LEGAL CASE NOTE published on 03 Feb 2017 • Department / Unit Legal & Policy

Data retention reloaded

The Court of Justice of the EU determined on 21 December 2016 that the general and indiscriminate retention of data does not comply with EU fundamental rights to privacy, protection of data and the freedom of expression.

The Grand Chamber judgment in Tele2 Sverige and Tom Watson a.o. follows in the footsteps of the Court’s Digital Rights Ireland decision of April 2014, in which it had invalidated the EU Data Retention Directive.

Sweden and the UK, where electronic communications service providers were required to retain all of the traffic and location data of all their users and subscribers, referred to the CJEU to determine the exact scope of this ruling and the extent to which data retention is permissible. Both countries rely on an exception set out in the ePrivacy Directive, allowing Member States to restrict the Directive’s rights and obligations for the purpose of national security or criminal law enforcement.

What to work on >>
[1] According to the case note, on what date did the Court of Justice of the EU make its determination on the general and indiscriminate retention of data?
[2] From the case note, set down the passage word for word, starting at "The Grand Chamber" and ending at "criminal law enforcement.".
[3] For each statement, say whether the case note agrees with it, answering yes or no and quoting the words of the case note that decide it.
(a) The Digital Rights Ireland decision invalidated the EU Data Retention Directive.
(b) The case note was published in January 2017.
(c) Sweden and the UK rely on an exception set out in the ePrivacy Directive.

Material >>
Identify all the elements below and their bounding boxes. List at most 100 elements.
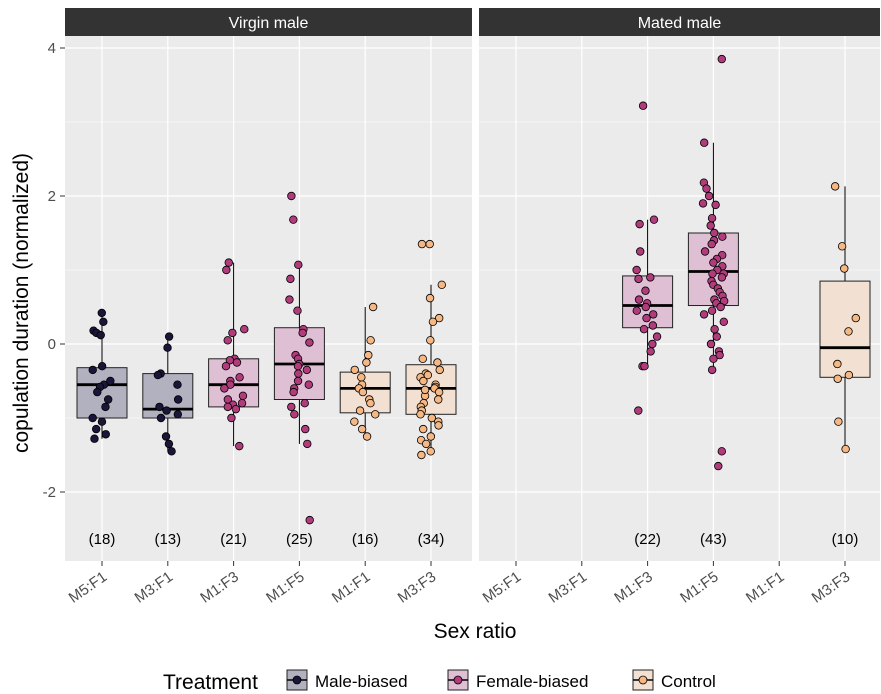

Completed exercise >>
[1] 21 December 2016

[2]
The Grand Chamber judgment in Tele2 Sverige and Tom Watson a.o. follows in the footsteps of the Court’s Digital Rights Ireland decision of April 2014, in which it had invalidated the EU Data Retention Directive.

Sweden and the UK, where electronic communications service providers were required to retain all of the traffic and location data of all their users and subscribers, referred to the CJEU to determine the exact scope of this ruling and the extent to which data retention is permissible. Both countries rely on an exception set out in the ePrivacy Directive, allowing Member States to restrict the Directive’s rights and obligations for the purpose of national security or criminal law enforcement.

[3]
(a) Yes: "in which it had invalidated the EU Data Retention Directive"
(b) No: "published on 03 Feb 2017"
(c) Yes: "Both countries rely on an exception set out in the ePrivacy Directive"